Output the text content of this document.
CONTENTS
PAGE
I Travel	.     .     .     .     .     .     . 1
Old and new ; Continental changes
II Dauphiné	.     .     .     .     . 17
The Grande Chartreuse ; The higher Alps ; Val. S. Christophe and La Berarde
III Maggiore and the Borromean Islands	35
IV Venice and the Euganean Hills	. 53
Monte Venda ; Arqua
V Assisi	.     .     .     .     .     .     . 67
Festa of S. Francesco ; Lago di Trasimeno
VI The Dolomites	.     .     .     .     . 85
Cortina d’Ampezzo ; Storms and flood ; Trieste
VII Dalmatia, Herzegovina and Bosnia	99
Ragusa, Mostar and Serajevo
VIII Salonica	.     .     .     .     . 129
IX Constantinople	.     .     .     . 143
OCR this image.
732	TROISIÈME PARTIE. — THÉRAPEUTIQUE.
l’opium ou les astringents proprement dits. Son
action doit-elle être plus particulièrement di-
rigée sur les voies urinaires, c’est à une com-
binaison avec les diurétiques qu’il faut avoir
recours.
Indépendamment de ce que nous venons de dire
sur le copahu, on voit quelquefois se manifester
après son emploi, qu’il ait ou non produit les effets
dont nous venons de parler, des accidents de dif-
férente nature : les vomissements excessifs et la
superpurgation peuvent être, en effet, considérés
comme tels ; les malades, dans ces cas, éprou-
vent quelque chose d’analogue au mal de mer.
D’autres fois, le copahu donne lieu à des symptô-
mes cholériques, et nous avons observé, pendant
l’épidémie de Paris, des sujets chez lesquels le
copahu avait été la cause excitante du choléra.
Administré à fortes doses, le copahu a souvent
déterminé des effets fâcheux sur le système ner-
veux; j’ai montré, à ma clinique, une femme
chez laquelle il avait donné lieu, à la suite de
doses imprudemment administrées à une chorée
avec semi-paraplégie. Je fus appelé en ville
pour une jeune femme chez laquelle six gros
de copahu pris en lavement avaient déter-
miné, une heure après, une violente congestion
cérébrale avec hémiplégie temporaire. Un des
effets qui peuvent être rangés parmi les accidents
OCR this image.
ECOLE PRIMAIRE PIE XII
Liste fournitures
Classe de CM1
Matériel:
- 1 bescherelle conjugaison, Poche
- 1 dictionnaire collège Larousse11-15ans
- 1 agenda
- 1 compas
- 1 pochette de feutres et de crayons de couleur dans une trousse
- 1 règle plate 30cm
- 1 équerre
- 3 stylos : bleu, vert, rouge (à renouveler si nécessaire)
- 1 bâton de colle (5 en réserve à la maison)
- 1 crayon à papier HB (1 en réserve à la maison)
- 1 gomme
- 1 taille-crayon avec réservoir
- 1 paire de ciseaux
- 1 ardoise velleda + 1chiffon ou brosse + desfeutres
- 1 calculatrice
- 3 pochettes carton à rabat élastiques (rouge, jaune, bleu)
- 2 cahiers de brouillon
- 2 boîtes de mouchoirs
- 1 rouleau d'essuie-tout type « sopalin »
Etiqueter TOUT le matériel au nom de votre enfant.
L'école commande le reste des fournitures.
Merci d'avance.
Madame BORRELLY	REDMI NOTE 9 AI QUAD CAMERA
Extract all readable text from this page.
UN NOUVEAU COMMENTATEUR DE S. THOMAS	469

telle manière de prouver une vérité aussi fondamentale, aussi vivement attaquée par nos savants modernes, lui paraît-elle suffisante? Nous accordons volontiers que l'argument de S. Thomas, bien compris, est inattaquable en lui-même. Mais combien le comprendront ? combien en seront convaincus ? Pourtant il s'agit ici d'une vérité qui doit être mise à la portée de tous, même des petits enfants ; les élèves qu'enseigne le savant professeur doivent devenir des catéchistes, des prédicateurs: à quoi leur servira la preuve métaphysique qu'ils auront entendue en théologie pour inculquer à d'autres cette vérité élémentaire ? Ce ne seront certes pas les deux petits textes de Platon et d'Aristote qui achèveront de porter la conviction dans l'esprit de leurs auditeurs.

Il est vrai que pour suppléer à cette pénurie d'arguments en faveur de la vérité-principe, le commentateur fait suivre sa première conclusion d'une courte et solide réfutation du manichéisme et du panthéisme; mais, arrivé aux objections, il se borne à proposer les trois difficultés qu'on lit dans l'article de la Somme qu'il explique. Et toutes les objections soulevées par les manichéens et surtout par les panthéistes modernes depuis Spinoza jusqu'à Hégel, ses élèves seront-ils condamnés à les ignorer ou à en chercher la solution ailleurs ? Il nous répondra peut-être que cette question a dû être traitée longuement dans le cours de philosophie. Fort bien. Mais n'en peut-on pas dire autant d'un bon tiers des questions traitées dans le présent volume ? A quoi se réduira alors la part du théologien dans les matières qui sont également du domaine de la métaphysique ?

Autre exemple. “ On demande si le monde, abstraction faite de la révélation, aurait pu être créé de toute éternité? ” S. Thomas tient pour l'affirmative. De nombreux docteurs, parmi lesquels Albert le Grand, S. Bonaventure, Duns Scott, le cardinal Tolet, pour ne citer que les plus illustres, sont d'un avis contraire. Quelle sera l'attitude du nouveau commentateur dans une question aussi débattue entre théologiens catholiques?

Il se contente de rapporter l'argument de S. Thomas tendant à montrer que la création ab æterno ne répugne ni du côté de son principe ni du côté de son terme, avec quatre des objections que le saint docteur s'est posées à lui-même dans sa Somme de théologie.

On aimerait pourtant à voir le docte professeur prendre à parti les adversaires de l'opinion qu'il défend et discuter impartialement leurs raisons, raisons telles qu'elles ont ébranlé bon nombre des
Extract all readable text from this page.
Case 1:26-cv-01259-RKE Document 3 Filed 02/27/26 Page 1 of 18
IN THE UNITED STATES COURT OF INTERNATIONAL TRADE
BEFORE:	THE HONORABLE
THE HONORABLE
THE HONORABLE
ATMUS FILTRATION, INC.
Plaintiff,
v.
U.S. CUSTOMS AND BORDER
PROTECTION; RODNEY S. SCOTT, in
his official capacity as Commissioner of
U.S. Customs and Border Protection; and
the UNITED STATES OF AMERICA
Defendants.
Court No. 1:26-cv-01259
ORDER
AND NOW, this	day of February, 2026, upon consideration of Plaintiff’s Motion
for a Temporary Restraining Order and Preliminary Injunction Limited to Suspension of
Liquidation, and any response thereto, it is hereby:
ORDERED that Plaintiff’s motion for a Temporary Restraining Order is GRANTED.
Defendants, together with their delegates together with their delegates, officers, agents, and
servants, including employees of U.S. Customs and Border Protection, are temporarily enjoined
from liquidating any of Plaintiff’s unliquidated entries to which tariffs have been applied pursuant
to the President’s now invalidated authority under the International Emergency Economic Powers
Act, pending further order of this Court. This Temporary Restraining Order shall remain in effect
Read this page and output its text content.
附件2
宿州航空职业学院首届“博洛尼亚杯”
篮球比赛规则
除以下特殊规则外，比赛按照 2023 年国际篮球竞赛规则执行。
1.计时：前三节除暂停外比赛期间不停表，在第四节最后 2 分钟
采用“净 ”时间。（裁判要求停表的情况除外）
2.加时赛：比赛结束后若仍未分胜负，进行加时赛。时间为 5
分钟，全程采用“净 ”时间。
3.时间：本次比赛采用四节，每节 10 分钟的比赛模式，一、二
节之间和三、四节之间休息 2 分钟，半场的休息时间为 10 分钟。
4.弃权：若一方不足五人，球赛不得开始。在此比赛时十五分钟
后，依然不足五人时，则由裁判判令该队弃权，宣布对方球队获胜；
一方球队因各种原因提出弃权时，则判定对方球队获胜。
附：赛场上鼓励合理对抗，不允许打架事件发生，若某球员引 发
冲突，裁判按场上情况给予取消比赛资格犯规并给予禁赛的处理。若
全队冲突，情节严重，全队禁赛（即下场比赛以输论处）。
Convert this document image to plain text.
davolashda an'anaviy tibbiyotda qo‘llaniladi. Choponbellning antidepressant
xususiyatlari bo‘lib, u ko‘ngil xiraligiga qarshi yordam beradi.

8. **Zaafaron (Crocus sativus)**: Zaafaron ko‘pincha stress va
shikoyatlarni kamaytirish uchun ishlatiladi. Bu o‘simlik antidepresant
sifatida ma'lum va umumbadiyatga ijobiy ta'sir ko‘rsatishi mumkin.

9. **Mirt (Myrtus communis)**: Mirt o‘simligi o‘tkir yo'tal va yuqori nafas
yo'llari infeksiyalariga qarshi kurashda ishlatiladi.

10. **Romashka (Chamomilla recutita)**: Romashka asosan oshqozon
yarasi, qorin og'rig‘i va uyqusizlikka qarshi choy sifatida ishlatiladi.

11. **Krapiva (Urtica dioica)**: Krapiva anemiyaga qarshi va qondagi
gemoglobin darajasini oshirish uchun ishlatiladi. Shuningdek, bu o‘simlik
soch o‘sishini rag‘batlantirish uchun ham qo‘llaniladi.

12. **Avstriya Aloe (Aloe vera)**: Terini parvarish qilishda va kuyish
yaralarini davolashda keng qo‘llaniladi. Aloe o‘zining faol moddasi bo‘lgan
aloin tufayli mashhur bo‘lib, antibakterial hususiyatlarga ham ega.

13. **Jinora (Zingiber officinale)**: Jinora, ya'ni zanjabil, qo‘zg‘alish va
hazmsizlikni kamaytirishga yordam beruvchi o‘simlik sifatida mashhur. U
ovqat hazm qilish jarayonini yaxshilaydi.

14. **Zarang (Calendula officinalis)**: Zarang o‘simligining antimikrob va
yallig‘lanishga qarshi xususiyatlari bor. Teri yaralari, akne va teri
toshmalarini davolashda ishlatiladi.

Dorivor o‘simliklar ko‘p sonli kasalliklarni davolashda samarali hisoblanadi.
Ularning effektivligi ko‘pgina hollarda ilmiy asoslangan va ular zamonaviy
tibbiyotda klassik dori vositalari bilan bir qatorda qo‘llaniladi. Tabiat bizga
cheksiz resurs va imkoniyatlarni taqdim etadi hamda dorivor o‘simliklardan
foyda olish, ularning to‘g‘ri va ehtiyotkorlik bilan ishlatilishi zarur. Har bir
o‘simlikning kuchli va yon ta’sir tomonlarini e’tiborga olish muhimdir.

Instructions for the task:
Using the material above, work out how many lines contain the string "sont". Give that number alone.

Written answer:
2